- WHAT THE EXERCISE ASKS: Transcribe the listing word for word.

::: SUPPLIED RECORDS

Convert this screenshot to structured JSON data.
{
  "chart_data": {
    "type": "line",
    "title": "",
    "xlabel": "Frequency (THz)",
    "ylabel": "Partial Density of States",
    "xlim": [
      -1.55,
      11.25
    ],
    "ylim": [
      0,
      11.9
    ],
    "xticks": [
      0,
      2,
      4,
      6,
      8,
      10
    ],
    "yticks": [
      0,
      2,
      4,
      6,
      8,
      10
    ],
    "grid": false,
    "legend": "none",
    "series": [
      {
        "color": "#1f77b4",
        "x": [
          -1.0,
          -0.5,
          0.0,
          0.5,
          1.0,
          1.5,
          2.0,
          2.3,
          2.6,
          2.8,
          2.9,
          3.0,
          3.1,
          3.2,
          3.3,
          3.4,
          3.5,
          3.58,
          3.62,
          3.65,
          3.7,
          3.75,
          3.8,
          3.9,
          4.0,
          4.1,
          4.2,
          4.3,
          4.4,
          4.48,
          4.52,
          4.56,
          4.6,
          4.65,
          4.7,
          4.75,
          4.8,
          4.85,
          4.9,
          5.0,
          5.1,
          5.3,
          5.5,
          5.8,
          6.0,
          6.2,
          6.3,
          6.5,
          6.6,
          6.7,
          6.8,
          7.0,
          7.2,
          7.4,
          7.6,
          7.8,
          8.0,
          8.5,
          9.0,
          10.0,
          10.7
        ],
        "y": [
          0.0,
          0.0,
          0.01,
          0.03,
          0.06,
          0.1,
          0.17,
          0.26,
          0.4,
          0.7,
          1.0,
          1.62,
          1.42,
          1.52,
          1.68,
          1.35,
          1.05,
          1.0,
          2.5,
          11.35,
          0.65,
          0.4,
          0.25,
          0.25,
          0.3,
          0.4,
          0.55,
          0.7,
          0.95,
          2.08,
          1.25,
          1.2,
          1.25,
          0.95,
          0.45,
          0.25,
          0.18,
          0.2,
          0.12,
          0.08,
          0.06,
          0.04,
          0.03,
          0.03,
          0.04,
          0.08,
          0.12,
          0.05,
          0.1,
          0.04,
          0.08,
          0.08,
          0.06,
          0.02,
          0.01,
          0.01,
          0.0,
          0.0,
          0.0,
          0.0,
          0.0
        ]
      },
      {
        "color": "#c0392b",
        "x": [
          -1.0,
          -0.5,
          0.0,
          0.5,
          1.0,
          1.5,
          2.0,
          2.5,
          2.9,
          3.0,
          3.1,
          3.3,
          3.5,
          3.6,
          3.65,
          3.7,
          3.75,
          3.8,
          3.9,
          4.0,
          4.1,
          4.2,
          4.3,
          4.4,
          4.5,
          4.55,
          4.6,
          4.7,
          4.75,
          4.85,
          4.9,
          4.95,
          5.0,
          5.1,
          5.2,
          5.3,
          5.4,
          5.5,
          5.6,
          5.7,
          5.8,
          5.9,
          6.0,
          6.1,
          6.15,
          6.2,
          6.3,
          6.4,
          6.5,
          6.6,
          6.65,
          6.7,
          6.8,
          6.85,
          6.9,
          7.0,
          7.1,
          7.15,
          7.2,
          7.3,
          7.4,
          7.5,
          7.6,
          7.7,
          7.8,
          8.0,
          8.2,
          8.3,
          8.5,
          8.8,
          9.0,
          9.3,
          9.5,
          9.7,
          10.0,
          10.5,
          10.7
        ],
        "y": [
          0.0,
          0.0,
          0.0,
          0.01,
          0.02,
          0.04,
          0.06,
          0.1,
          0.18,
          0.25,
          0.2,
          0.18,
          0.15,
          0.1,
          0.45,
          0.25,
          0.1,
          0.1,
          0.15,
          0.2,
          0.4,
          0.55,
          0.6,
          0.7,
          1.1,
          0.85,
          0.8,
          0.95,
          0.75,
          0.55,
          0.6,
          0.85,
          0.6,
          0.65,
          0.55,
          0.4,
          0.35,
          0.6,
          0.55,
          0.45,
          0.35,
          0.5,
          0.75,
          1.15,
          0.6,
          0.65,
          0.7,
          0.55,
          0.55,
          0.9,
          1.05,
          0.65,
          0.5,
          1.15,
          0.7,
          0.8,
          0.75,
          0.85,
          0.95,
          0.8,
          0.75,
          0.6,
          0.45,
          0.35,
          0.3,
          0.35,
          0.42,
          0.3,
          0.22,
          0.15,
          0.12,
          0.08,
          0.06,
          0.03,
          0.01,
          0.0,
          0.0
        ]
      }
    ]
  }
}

::::::

- EXERCISE SOLUTION:
Convert this screenshot to structured JSON data.
{
  "chart_data": {
    "type": "line",
    "title": "",
    "xlabel": "Frequency (THz)",
    "ylabel": "Partial Density of States",
    "xlim": [
      -1.55,
      11.25
    ],
    "ylim": [
      0,
      11.9
    ],
    "xticks": [
      0,
      2,
      4,
      6,
      8,
      10
    ],
    "yticks": [
      0,
      2,
      4,
      6,
      8,
      10
    ],
    "grid": false,
    "legend": "none",
    "series": [
      {
        "color": "#1f77b4",
        "x": [
          -1.0,
          -0.5,
          0.0,
          0.5,
          1.0,
          1.5,
          2.0,
          2.3,
          2.6,
          2.8,
          2.9,
          3.0,
          3.1,
          3.2,
          3.3,
          3.4,
          3.5,
          3.58,
          3.62,
          3.65,
          3.7,
          3.75,
          3.8,
          3.9,
          4.0,
          4.1,
          4.2,
          4.3,
          4.4,
          4.48,
          4.52,
          4.56,
          4.6,
          4.65,
          4.7,
          4.75,
          4.8,
          4.85,
          4.9,
          5.0,
          5.1,
          5.3,
          5.5,
          5.8,
          6.0,
          6.2,
          6.3,
          6.5,
          6.6,
          6.7,
          6.8,
          7.0,
          7.2,
          7.4,
          7.6,
          7.8,
          8.0,
          8.5,
          9.0,
          10.0,
          10.7
        ],
        "y": [
          0.0,
          0.0,
          0.01,
          0.03,
          0.06,
          0.1,
          0.17,
          0.26,
          0.4,
          0.7,
          1.0,
          1.62,
          1.42,
          1.52,
          1.68,
          1.35,
          1.05,
          1.0,
          2.5,
          11.35,
          0.65,
          0.4,
          0.25,
          0.25,
          0.3,
          0.4,
          0.55,
          0.7,
          0.95,
          2.08,
          1.25,
          1.2,
          1.25,
          0.95,
          0.45,
          0.25,
          0.18,
          0.2,
          0.12,
          0.08,
          0.06,
          0.04,
          0.03,
          0.03,
          0.04,
          0.08,
          0.12,
          0.05,
          0.1,
          0.04,
          0.08,
          0.08,
          0.06,
          0.02,
          0.01,
          0.01,
          0.0,
          0.0,
          0.0,
          0.0,
          0.0
        ]
      },
      {
        "color": "#c0392b",
        "x": [
          -1.0,
          -0.5,
          0.0,
          0.5,
          1.0,
          1.5,
          2.0,
          2.5,
          2.9,
          3.0,
          3.1,
          3.3,
          3.5,
          3.6,
          3.65,
          3.7,
          3.75,
          3.8,
          3.9,
          4.0,
          4.1,
          4.2,
          4.3,
          4.4,
          4.5,
          4.55,
          4.6,
          4.7,
          4.75,
          4.85,
          4.9,
          4.95,
          5.0,
          5.1,
          5.2,
          5.3,
          5.4,
          5.5,
          5.6,
          5.7,
          5.8,
          5.9,
          6.0,
          6.1,
          6.15,
          6.2,
          6.3,
          6.4,
          6.5,
          6.6,
          6.65,
          6.7,
          6.8,
          6.85,
          6.9,
          7.0,
          7.1,
          7.15,
          7.2,
          7.3,
          7.4,
          7.5,
          7.6,
          7.7,
          7.8,
          8.0,
          8.2,
          8.3,
          8.5,
          8.8,
          9.0,
          9.3,
          9.5,
          9.7,
          10.0,
          10.5,
          10.7
        ],
        "y": [
          0.0,
          0.0,
          0.0,
          0.01,
          0.02,
          0.04,
          0.06,
          0.1,
          0.18,
          0.25,
          0.2,
          0.18,
          0.15,
          0.1,
          0.45,
          0.25,
          0.1,
          0.1,
          0.15,
          0.2,
          0.4,
          0.55,
          0.6,
          0.7,
          1.1,
          0.85,
          0.8,
          0.95,
          0.75,
          0.55,
          0.6,
          0.85,
          0.6,
          0.65,
          0.55,
          0.4,
          0.35,
          0.6,
          0.55,
          0.45,
          0.35,
          0.5,
          0.75,
          1.15,
          0.6,
          0.65,
          0.7,
          0.55,
          0.55,
          0.9,
          1.05,
          0.65,
          0.5,
          1.15,
          0.7,
          0.8,
          0.75,
          0.85,
          0.95,
          0.8,
          0.75,
          0.6,
          0.45,
          0.35,
          0.3,
          0.35,
          0.42,
          0.3,
          0.22,
          0.15,
          0.12,
          0.08,
          0.06,
          0.03,
          0.01,
          0.0,
          0.0
        ]
      }
    ]
  }
}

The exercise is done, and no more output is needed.